■ Your task ■
Copy out every one of the following entries line for line, changing nothing, but leave the pictures out of your answer.
┄┄┄┄┄┄┄┄┄┄
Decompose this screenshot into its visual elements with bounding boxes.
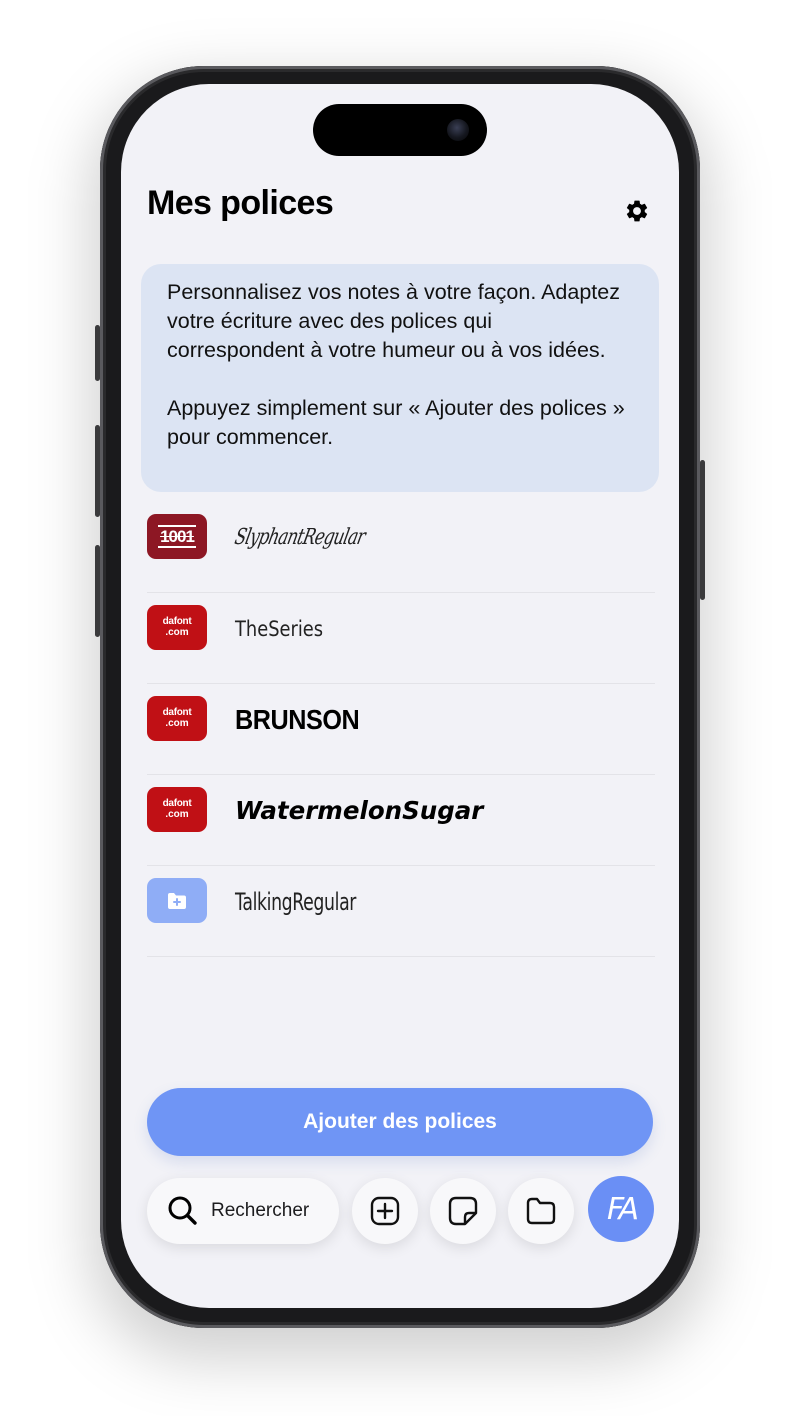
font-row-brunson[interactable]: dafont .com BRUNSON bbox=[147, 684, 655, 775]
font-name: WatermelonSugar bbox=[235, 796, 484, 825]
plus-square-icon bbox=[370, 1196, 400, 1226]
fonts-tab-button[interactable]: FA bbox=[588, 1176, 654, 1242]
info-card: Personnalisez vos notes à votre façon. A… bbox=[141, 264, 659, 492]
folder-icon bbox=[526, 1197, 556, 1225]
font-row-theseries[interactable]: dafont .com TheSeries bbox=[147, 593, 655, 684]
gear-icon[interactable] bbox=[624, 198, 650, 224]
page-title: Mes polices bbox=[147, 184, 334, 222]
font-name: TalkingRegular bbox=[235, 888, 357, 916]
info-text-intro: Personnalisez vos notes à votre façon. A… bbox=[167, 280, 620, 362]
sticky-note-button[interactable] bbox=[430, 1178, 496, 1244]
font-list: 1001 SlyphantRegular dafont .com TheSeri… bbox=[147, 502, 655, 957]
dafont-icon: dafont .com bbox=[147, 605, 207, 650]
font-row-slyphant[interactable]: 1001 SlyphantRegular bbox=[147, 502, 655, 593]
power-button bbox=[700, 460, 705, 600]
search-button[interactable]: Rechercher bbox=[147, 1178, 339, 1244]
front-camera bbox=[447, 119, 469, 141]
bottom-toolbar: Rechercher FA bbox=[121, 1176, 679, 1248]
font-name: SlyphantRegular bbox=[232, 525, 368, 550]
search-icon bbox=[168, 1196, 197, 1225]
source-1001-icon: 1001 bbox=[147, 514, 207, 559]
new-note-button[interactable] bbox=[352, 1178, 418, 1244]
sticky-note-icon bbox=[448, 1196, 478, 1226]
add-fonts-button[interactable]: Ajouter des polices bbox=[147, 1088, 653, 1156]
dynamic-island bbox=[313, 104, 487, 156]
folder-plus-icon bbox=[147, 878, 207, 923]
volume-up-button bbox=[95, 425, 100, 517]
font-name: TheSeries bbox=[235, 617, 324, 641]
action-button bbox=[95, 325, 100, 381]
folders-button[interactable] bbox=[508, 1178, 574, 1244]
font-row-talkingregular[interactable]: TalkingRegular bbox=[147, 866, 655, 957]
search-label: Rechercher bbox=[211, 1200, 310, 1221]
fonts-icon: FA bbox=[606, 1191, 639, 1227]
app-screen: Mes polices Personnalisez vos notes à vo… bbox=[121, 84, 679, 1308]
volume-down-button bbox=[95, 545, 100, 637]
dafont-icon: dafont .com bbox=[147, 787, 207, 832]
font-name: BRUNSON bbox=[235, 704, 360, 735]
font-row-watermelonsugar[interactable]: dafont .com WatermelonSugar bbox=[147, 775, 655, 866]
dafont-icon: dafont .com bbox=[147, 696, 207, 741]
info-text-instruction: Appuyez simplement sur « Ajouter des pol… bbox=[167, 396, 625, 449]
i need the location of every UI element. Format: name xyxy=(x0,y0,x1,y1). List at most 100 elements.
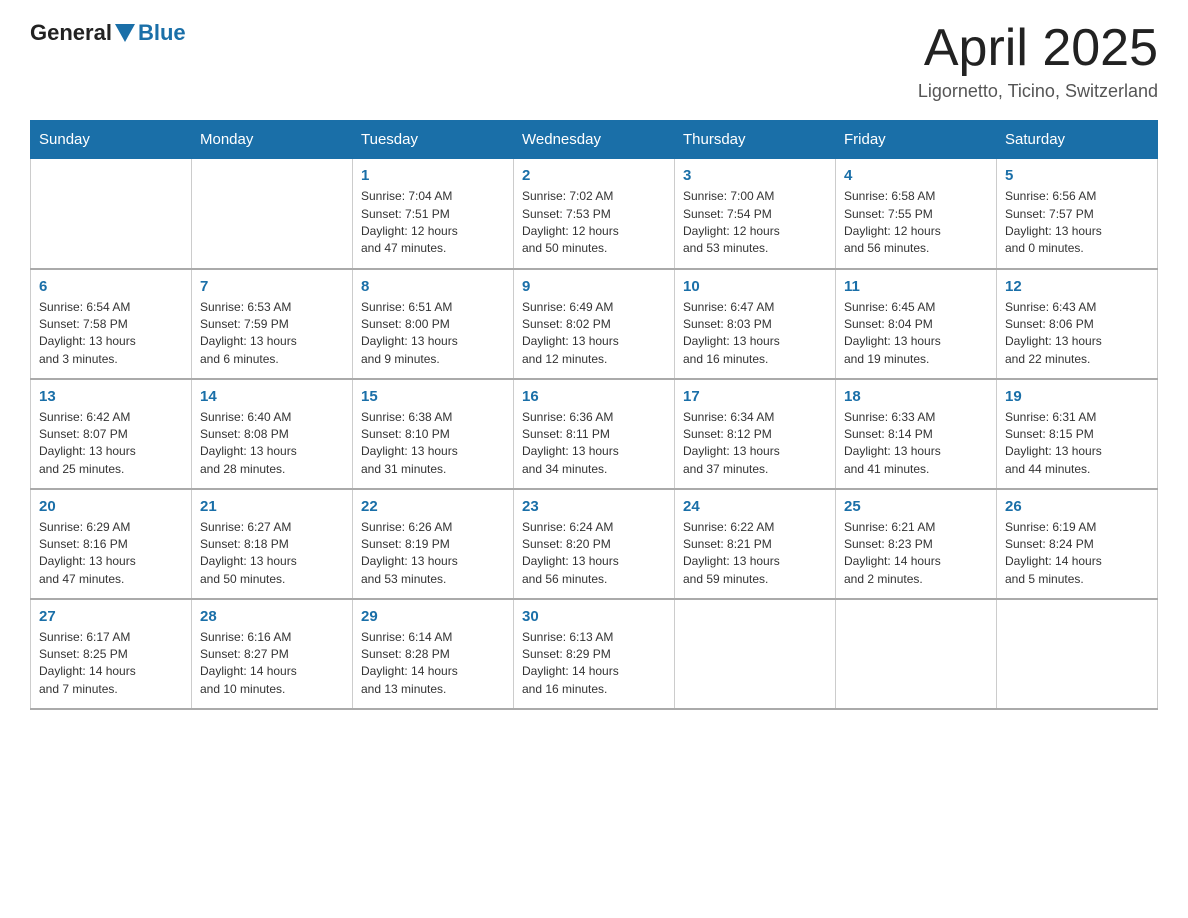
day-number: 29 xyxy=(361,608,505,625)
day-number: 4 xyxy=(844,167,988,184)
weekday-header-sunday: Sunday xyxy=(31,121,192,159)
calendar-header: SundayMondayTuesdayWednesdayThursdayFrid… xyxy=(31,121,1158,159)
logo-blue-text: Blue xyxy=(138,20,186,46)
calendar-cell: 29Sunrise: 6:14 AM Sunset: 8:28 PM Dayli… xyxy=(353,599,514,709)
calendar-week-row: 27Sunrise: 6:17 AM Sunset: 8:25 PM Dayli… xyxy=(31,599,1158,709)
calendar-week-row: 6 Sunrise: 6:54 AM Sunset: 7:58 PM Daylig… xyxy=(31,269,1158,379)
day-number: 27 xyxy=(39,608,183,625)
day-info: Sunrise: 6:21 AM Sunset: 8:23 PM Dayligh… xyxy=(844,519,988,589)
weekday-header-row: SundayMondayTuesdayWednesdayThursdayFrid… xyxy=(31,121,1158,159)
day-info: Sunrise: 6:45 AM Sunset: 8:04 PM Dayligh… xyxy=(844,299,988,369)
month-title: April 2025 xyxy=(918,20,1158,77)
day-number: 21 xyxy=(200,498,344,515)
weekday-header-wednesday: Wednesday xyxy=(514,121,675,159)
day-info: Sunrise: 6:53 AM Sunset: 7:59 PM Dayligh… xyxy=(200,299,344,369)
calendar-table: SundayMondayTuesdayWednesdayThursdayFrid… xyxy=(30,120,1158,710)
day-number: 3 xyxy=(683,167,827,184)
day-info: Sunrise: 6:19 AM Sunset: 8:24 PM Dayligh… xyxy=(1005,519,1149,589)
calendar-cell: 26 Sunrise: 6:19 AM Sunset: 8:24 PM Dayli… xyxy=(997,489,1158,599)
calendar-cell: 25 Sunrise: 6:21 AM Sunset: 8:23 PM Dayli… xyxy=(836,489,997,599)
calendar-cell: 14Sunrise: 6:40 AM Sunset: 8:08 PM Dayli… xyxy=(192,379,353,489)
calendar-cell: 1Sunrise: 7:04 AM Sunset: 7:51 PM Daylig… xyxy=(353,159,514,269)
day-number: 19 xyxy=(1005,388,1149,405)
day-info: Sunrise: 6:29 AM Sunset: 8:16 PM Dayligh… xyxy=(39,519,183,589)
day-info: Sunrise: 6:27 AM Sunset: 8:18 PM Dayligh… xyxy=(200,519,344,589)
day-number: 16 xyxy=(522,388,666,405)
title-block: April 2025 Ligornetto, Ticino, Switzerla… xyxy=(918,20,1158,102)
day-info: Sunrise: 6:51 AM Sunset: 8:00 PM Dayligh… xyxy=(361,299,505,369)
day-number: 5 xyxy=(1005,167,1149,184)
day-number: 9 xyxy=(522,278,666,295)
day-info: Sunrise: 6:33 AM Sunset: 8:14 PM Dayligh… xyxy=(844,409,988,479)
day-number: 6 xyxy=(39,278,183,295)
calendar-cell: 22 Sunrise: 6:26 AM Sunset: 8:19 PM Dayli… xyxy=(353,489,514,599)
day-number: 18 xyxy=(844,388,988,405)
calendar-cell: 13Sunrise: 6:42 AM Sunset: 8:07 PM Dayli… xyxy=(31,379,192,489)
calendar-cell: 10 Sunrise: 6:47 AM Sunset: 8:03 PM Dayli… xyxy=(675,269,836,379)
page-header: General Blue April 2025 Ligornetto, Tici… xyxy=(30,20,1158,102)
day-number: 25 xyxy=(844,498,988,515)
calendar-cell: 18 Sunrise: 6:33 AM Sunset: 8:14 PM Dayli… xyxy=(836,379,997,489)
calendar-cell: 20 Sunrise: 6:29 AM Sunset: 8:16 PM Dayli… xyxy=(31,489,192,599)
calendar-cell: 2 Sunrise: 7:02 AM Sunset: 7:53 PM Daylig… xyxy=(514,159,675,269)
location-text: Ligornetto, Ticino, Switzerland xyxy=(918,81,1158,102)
┄┄┄┄┄┄┄┄┄┄
■ Answer to this problem ■
Decompose this screenshot into its visual elements with bounding boxes.
font-row-brunson[interactable]: dafont .com BRUNSON bbox=[147, 684, 655, 775]
font-name: WatermelonSugar bbox=[235, 796, 484, 825]
plus-square-icon bbox=[370, 1196, 400, 1226]
fonts-tab-button[interactable]: FA bbox=[588, 1176, 654, 1242]
info-card: Personnalisez vos notes à votre façon. A… bbox=[141, 264, 659, 492]
folder-icon bbox=[526, 1197, 556, 1225]
font-row-theseries[interactable]: dafont .com TheSeries bbox=[147, 593, 655, 684]
gear-icon[interactable] bbox=[624, 198, 650, 224]
page-title: Mes polices bbox=[147, 184, 334, 222]
font-name: TalkingRegular bbox=[235, 888, 357, 916]
info-text-intro: Personnalisez vos notes à votre façon. A… bbox=[167, 280, 620, 362]
sticky-note-button[interactable] bbox=[430, 1178, 496, 1244]
font-list: 1001 SlyphantRegular dafont .com TheSeri… bbox=[147, 502, 655, 957]
dafont-icon: dafont .com bbox=[147, 605, 207, 650]
font-row-slyphant[interactable]: 1001 SlyphantRegular bbox=[147, 502, 655, 593]
power-button bbox=[700, 460, 705, 600]
search-button[interactable]: Rechercher bbox=[147, 1178, 339, 1244]
front-camera bbox=[447, 119, 469, 141]
bottom-toolbar: Rechercher FA bbox=[121, 1176, 679, 1248]
font-name: SlyphantRegular bbox=[232, 525, 368, 550]
search-icon bbox=[168, 1196, 197, 1225]
source-1001-icon: 1001 bbox=[147, 514, 207, 559]
new-note-button[interactable] bbox=[352, 1178, 418, 1244]
sticky-note-icon bbox=[448, 1196, 478, 1226]
add-fonts-button[interactable]: Ajouter des polices bbox=[147, 1088, 653, 1156]
dynamic-island bbox=[313, 104, 487, 156]
folder-plus-icon bbox=[147, 878, 207, 923]
volume-up-button bbox=[95, 425, 100, 517]
font-name: TheSeries bbox=[235, 617, 324, 641]
action-button bbox=[95, 325, 100, 381]
folders-button[interactable] bbox=[508, 1178, 574, 1244]
font-row-talkingregular[interactable]: TalkingRegular bbox=[147, 866, 655, 957]
search-label: Rechercher bbox=[211, 1200, 310, 1221]
fonts-icon: FA bbox=[606, 1191, 639, 1227]
app-screen: Mes polices Personnalisez vos notes à vo… bbox=[121, 84, 679, 1308]
volume-down-button bbox=[95, 545, 100, 637]
dafont-icon: dafont .com bbox=[147, 787, 207, 832]
font-name: BRUNSON bbox=[235, 704, 360, 735]
font-row-watermelonsugar[interactable]: dafont .com WatermelonSugar bbox=[147, 775, 655, 866]
dafont-icon: dafont .com bbox=[147, 696, 207, 741]
info-text-instruction: Appuyez simplement sur « Ajouter des pol… bbox=[167, 396, 625, 449]
i need the location of every UI element. Format: name xyxy=(x0,y0,x1,y1). List at most 100 elements.
day-number: 29 xyxy=(361,608,505,625)
day-number: 4 xyxy=(844,167,988,184)
weekday-header-sunday: Sunday xyxy=(31,121,192,159)
calendar-header: SundayMondayTuesdayWednesdayThursdayFrid… xyxy=(31,121,1158,159)
logo-blue-text: Blue xyxy=(138,20,186,46)
calendar-cell: 29Sunrise: 6:14 AM Sunset: 8:28 PM Dayli… xyxy=(353,599,514,709)
calendar-week-row: 27Sunrise: 6:17 AM Sunset: 8:25 PM Dayli… xyxy=(31,599,1158,709)
calendar-week-row: 6 Sunrise: 6:54 AM Sunset: 7:58 PM Daylig… xyxy=(31,269,1158,379)
day-number: 27 xyxy=(39,608,183,625)
day-info: Sunrise: 6:21 AM Sunset: 8:23 PM Dayligh… xyxy=(844,519,988,589)
weekday-header-row: SundayMondayTuesdayWednesdayThursdayFrid… xyxy=(31,121,1158,159)
day-info: Sunrise: 6:45 AM Sunset: 8:04 PM Dayligh… xyxy=(844,299,988,369)
month-title: April 2025 xyxy=(918,20,1158,77)
day-number: 21 xyxy=(200,498,344,515)
weekday-header-wednesday: Wednesday xyxy=(514,121,675,159)
day-info: Sunrise: 6:53 AM Sunset: 7:59 PM Dayligh… xyxy=(200,299,344,369)
calendar-table: SundayMondayTuesdayWednesdayThursdayFrid… xyxy=(30,120,1158,710)
day-number: 3 xyxy=(683,167,827,184)
day-info: Sunrise: 6:19 AM Sunset: 8:24 PM Dayligh… xyxy=(1005,519,1149,589)
calendar-cell: 26 Sunrise: 6:19 AM Sunset: 8:24 PM Dayli… xyxy=(997,489,1158,599)
calendar-cell: 25 Sunrise: 6:21 AM Sunset: 8:23 PM Dayli… xyxy=(836,489,997,599)
calendar-cell: 14Sunrise: 6:40 AM Sunset: 8:08 PM Dayli… xyxy=(192,379,353,489)
calendar-cell: 1Sunrise: 7:04 AM Sunset: 7:51 PM Daylig… xyxy=(353,159,514,269)
day-number: 19 xyxy=(1005,388,1149,405)
day-info: Sunrise: 6:29 AM Sunset: 8:16 PM Dayligh… xyxy=(39,519,183,589)
day-info: Sunrise: 6:27 AM Sunset: 8:18 PM Dayligh… xyxy=(200,519,344,589)
day-number: 16 xyxy=(522,388,666,405)
title-block: April 2025 Ligornetto, Ticino, Switzerla… xyxy=(918,20,1158,102)
day-info: Sunrise: 6:51 AM Sunset: 8:00 PM Dayligh… xyxy=(361,299,505,369)
day-number: 5 xyxy=(1005,167,1149,184)
day-number: 9 xyxy=(522,278,666,295)
day-info: Sunrise: 6:33 AM Sunset: 8:14 PM Dayligh… xyxy=(844,409,988,479)
day-number: 6 xyxy=(39,278,183,295)
calendar-cell: 22 Sunrise: 6:26 AM Sunset: 8:19 PM Dayli… xyxy=(353,489,514,599)
day-number: 18 xyxy=(844,388,988,405)
calendar-cell: 13Sunrise: 6:42 AM Sunset: 8:07 PM Dayli… xyxy=(31,379,192,489)
calendar-cell: 10 Sunrise: 6:47 AM Sunset: 8:03 PM Dayli… xyxy=(675,269,836,379)
page-header: General Blue April 2025 Ligornetto, Tici… xyxy=(30,20,1158,102)
day-number: 25 xyxy=(844,498,988,515)
calendar-cell: 18 Sunrise: 6:33 AM Sunset: 8:14 PM Dayli… xyxy=(836,379,997,489)
calendar-cell: 20 Sunrise: 6:29 AM Sunset: 8:16 PM Dayli… xyxy=(31,489,192,599)
calendar-cell: 2 Sunrise: 7:02 AM Sunset: 7:53 PM Daylig… xyxy=(514,159,675,269)
location-text: Ligornetto, Ticino, Switzerland xyxy=(918,81,1158,102)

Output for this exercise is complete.